■ RECORDS PROVIDED ■
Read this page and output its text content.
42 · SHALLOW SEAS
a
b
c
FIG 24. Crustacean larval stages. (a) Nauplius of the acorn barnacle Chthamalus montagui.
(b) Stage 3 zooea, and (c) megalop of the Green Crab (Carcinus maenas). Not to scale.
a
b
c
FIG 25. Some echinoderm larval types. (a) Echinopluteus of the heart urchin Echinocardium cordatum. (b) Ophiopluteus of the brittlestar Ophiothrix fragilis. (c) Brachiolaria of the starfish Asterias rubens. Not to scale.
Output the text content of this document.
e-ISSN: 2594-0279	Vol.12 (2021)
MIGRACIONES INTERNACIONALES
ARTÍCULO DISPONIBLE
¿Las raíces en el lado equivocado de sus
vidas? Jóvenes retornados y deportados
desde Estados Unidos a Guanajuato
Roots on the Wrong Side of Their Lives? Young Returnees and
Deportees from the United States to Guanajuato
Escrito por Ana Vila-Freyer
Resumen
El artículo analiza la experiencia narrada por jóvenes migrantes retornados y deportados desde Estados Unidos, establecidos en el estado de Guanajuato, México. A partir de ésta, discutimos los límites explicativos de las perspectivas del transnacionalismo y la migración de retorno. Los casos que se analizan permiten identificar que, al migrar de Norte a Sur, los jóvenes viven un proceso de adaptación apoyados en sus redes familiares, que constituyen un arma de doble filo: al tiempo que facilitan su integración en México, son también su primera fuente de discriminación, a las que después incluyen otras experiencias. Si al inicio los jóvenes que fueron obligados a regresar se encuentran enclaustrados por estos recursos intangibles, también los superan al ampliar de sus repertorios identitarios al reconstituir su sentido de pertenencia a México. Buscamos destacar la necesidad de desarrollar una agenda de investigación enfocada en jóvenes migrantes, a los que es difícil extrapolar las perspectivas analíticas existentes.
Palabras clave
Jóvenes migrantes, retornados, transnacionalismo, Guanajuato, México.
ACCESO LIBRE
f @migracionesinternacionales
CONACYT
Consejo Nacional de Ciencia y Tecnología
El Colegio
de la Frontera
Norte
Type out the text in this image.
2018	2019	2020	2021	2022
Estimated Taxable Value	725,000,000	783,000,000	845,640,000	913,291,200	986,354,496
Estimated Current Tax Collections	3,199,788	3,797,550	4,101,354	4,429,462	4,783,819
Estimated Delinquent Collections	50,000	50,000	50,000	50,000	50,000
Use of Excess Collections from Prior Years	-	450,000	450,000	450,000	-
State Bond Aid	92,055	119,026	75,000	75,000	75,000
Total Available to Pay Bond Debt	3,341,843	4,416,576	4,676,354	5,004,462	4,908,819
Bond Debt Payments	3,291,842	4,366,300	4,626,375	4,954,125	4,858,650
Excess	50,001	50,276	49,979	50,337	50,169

■ EXERCISE DETAILS ■
Write out the lines above, starting at the line that contains "Type out the text in this image." and ending with the final line, and nothing else; copy them exactly.

■ CORRECT RESULT ■
Type out the text in this image.
2018	2019	2020	2021	2022
Estimated Taxable Value	725,000,000	783,000,000	845,640,000	913,291,200	986,354,496
Estimated Current Tax Collections	3,199,788	3,797,550	4,101,354	4,429,462	4,783,819
Estimated Delinquent Collections	50,000	50,000	50,000	50,000	50,000
Use of Excess Collections from Prior Years	-	450,000	450,000	450,000	-
State Bond Aid	92,055	119,026	75,000	75,000	75,000
Total Available to Pay Bond Debt	3,341,843	4,416,576	4,676,354	5,004,462	4,908,819
Bond Debt Payments	3,291,842	4,366,300	4,626,375	4,954,125	4,858,650
Excess	50,001	50,276	49,979	50,337	50,169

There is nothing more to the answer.